## What needs to be done
Without the pictures, reproduce the records that follow exactly.

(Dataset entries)
━━━━━━

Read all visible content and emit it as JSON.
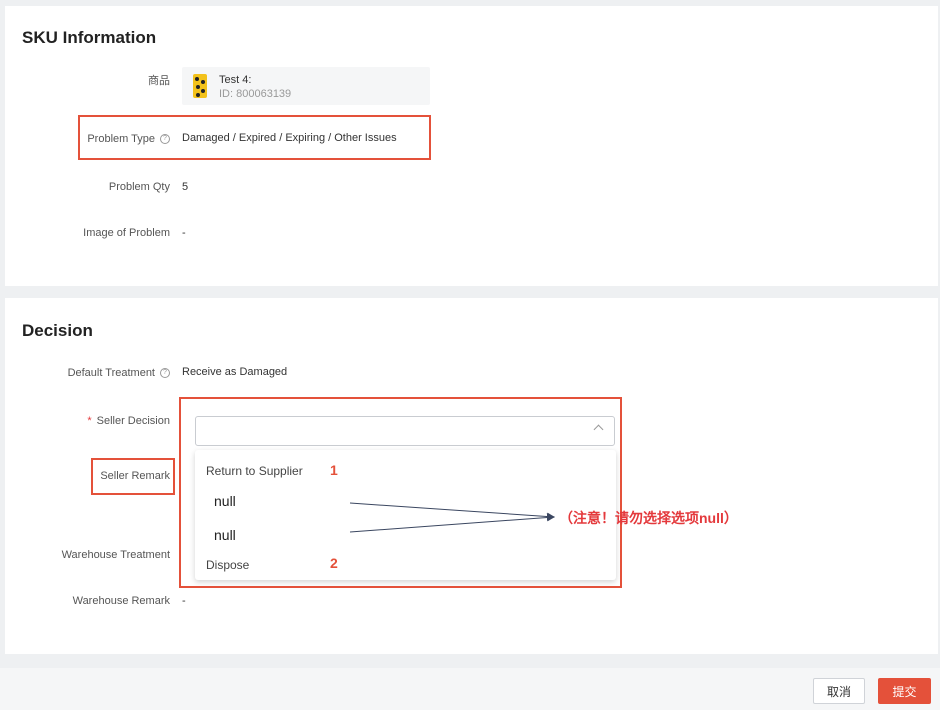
{
  "sku_section": {
    "title": "SKU Information",
    "product_label": "商品",
    "product_name": "Test 4:",
    "product_id": "ID: 800063139",
    "problem_type_label": "Problem Type",
    "problem_type_value": "Damaged / Expired / Expiring / Other Issues",
    "problem_qty_label": "Problem Qty",
    "problem_qty_value": "5",
    "image_label": "Image of Problem",
    "image_value": "-"
  },
  "decision_section": {
    "title": "Decision",
    "default_treatment_label": "Default Treatment",
    "default_treatment_value": "Receive as Damaged",
    "seller_decision_label": "Seller Decision",
    "required_mark": "*",
    "seller_remark_label": "Seller Remark",
    "warehouse_treatment_label": "Warehouse Treatment",
    "warehouse_remark_label": "Warehouse Remark",
    "warehouse_remark_value": "-"
  },
  "dropdown": {
    "options": [
      "Return to Supplier",
      "null",
      "null",
      "Dispose"
    ]
  },
  "annotations": {
    "num1": "1",
    "num2": "2",
    "warning": "（注意！请勿选择选项null）",
    "color": "#e4513a"
  },
  "footer": {
    "cancel_label": "取消",
    "submit_label": "提交"
  },
  "colors": {
    "accent": "#e4513a",
    "background": "#eef0f2"
  },
  "icons": [
    "help-icon",
    "chevron-up-icon",
    "product-thumbnail"
  ]
}
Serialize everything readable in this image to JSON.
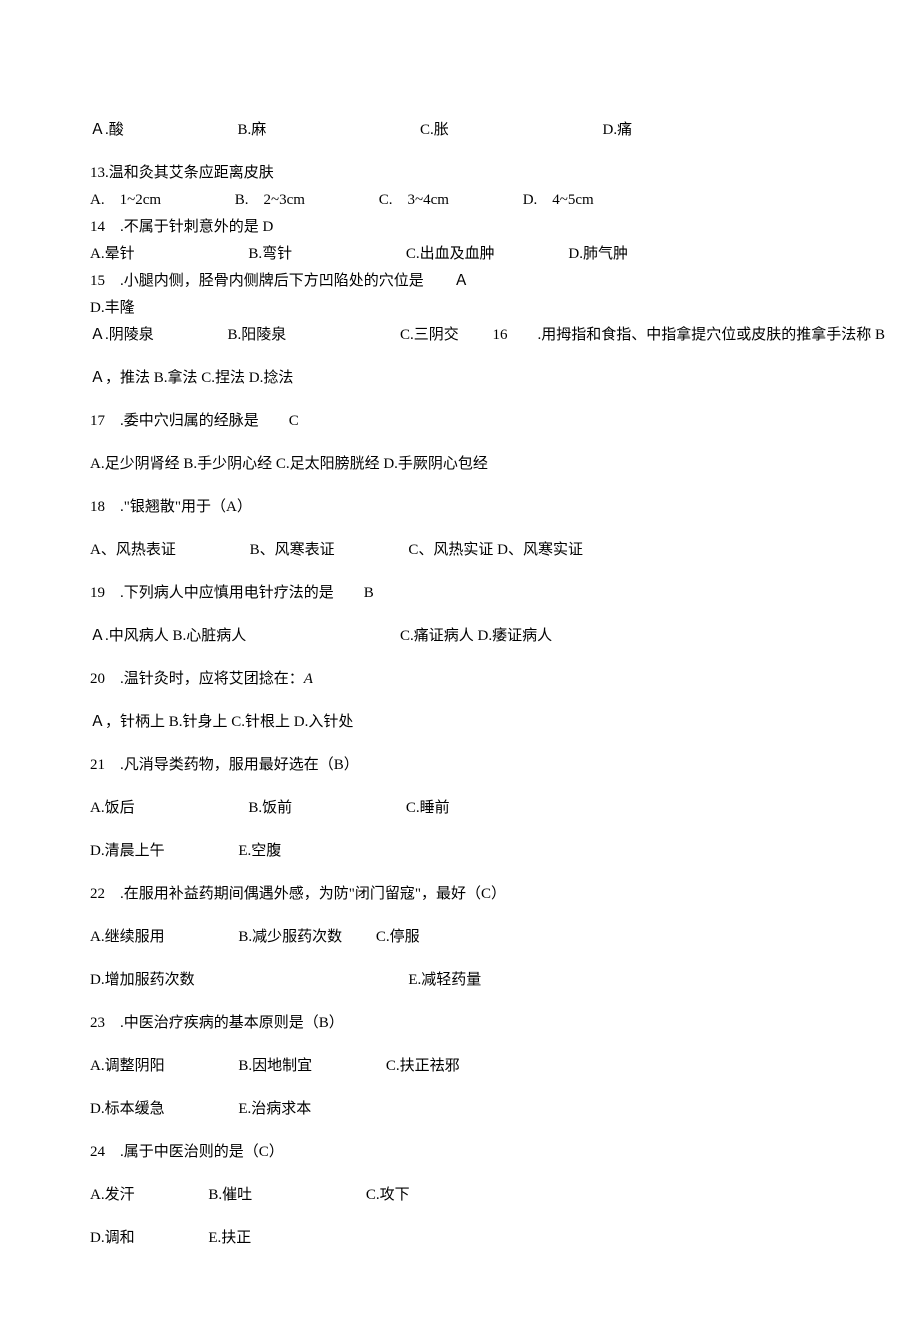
{
  "q12_opts": {
    "a": "Ａ.酸",
    "b": "B.麻",
    "c": "C.胀",
    "d": "D.痛"
  },
  "q13": {
    "stem": "13.温和灸其艾条应距离皮肤",
    "a": "A.　1~2cm",
    "b": "B.　2~3cm",
    "c": "C.　3~4cm",
    "d": "D.　4~5cm"
  },
  "q14": {
    "stem": "14　.不属于针刺意外的是 D",
    "a": "A.晕针",
    "b": "B.弯针",
    "c": "C.出血及血肿",
    "d": "D.肺气肿"
  },
  "q15": {
    "stem": "15　.小腿内侧，胫骨内侧牌后下方凹陷处的穴位是　　Ａ",
    "d_label": "D.丰隆",
    "a": "Ａ.阴陵泉",
    "b": "B.阳陵泉",
    "c": "C.三阴交",
    "q16_inline": "16　　.用拇指和食指、中指拿提穴位或皮肤的推拿手法称 B"
  },
  "q16_opts": "Ａ，推法 B.拿法 C.捏法 D.捻法",
  "q17": {
    "stem": "17　.委中穴归属的经脉是　　C",
    "opts": "A.足少阴肾经 B.手少阴心经 C.足太阳膀胱经 D.手厥阴心包经"
  },
  "q18": {
    "stem": "18　.\"银翘散\"用于（A）",
    "a": "A、风热表证",
    "b": "B、风寒表证",
    "c": "C、风热实证 D、风寒实证"
  },
  "q19": {
    "stem": "19　.下列病人中应慎用电针疗法的是　　B",
    "ab": "Ａ.中风病人 B.心脏病人",
    "cd": "C.痛证病人 D.痿证病人"
  },
  "q20": {
    "stem_prefix": "20　.温针灸时，应将艾团捻在：",
    "stem_italic": "A",
    "opts": "Ａ，针柄上 B.针身上 C.针根上 D.入针处"
  },
  "q21": {
    "stem": "21　.凡消导类药物，服用最好选在（B）",
    "a": "A.饭后",
    "b": "B.饭前",
    "c": "C.睡前",
    "d": "D.清晨上午",
    "e": "E.空腹"
  },
  "q22": {
    "stem": "22　.在服用补益药期间偶遇外感，为防\"闭门留寇\"，最好（C）",
    "a": "A.继续服用",
    "b": "B.减少服药次数",
    "c": "C.停服",
    "d": "D.增加服药次数",
    "e": "E.减轻药量"
  },
  "q23": {
    "stem": "23　.中医治疗疾病的基本原则是（B）",
    "a": "A.调整阴阳",
    "b": "B.因地制宜",
    "c": "C.扶正祛邪",
    "d": "D.标本缓急",
    "e": "E.治病求本"
  },
  "q24": {
    "stem": "24　.属于中医治则的是（C）",
    "a": "A.发汗",
    "b": "B.催吐",
    "c": "C.攻下",
    "d": "D.调和",
    "e": "E.扶正"
  }
}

━━━━━━

## Solution for this exercise
Read all visible content and emit it as JSON.
{
  "sku_section": {
    "title": "SKU Information",
    "product_label": "商品",
    "product_name": "Test 4:",
    "product_id": "ID: 800063139",
    "problem_type_label": "Problem Type",
    "problem_type_value": "Damaged / Expired / Expiring / Other Issues",
    "problem_qty_label": "Problem Qty",
    "problem_qty_value": "5",
    "image_label": "Image of Problem",
    "image_value": "-"
  },
  "decision_section": {
    "title": "Decision",
    "default_treatment_label": "Default Treatment",
    "default_treatment_value": "Receive as Damaged",
    "seller_decision_label": "Seller Decision",
    "required_mark": "*",
    "seller_remark_label": "Seller Remark",
    "warehouse_treatment_label": "Warehouse Treatment",
    "warehouse_remark_label": "Warehouse Remark",
    "warehouse_remark_value": "-"
  },
  "dropdown": {
    "options": [
      "Return to Supplier",
      "null",
      "null",
      "Dispose"
    ]
  },
  "annotations": {
    "num1": "1",
    "num2": "2",
    "warning": "（注意！请勿选择选项null）",
    "color": "#e4513a"
  },
  "footer": {
    "cancel_label": "取消",
    "submit_label": "提交"
  },
  "colors": {
    "accent": "#e4513a",
    "background": "#eef0f2"
  },
  "icons": [
    "help-icon",
    "chevron-up-icon",
    "product-thumbnail"
  ]
}
Serialize everything readable in this image to JSON.
{
  "q12_opts": {
    "a": "Ａ.酸",
    "b": "B.麻",
    "c": "C.胀",
    "d": "D.痛"
  },
  "q13": {
    "stem": "13.温和灸其艾条应距离皮肤",
    "a": "A.　1~2cm",
    "b": "B.　2~3cm",
    "c": "C.　3~4cm",
    "d": "D.　4~5cm"
  },
  "q14": {
    "stem": "14　.不属于针刺意外的是 D",
    "a": "A.晕针",
    "b": "B.弯针",
    "c": "C.出血及血肿",
    "d": "D.肺气肿"
  },
  "q15": {
    "stem": "15　.小腿内侧，胫骨内侧牌后下方凹陷处的穴位是　　Ａ",
    "d_label": "D.丰隆",
    "a": "Ａ.阴陵泉",
    "b": "B.阳陵泉",
    "c": "C.三阴交",
    "q16_inline": "16　　.用拇指和食指、中指拿提穴位或皮肤的推拿手法称 B"
  },
  "q16_opts": "Ａ，推法 B.拿法 C.捏法 D.捻法",
  "q17": {
    "stem": "17　.委中穴归属的经脉是　　C",
    "opts": "A.足少阴肾经 B.手少阴心经 C.足太阳膀胱经 D.手厥阴心包经"
  },
  "q18": {
    "stem": "18　.\"银翘散\"用于（A）",
    "a": "A、风热表证",
    "b": "B、风寒表证",
    "c": "C、风热实证 D、风寒实证"
  },
  "q19": {
    "stem": "19　.下列病人中应慎用电针疗法的是　　B",
    "ab": "Ａ.中风病人 B.心脏病人",
    "cd": "C.痛证病人 D.痿证病人"
  },
  "q20": {
    "stem_prefix": "20　.温针灸时，应将艾团捻在：",
    "stem_italic": "A",
    "opts": "Ａ，针柄上 B.针身上 C.针根上 D.入针处"
  },
  "q21": {
    "stem": "21　.凡消导类药物，服用最好选在（B）",
    "a": "A.饭后",
    "b": "B.饭前",
    "c": "C.睡前",
    "d": "D.清晨上午",
    "e": "E.空腹"
  },
  "q22": {
    "stem": "22　.在服用补益药期间偶遇外感，为防\"闭门留寇\"，最好（C）",
    "a": "A.继续服用",
    "b": "B.减少服药次数",
    "c": "C.停服",
    "d": "D.增加服药次数",
    "e": "E.减轻药量"
  },
  "q23": {
    "stem": "23　.中医治疗疾病的基本原则是（B）",
    "a": "A.调整阴阳",
    "b": "B.因地制宜",
    "c": "C.扶正祛邪",
    "d": "D.标本缓急",
    "e": "E.治病求本"
  },
  "q24": {
    "stem": "24　.属于中医治则的是（C）",
    "a": "A.发汗",
    "b": "B.催吐",
    "c": "C.攻下",
    "d": "D.调和",
    "e": "E.扶正"
  }
}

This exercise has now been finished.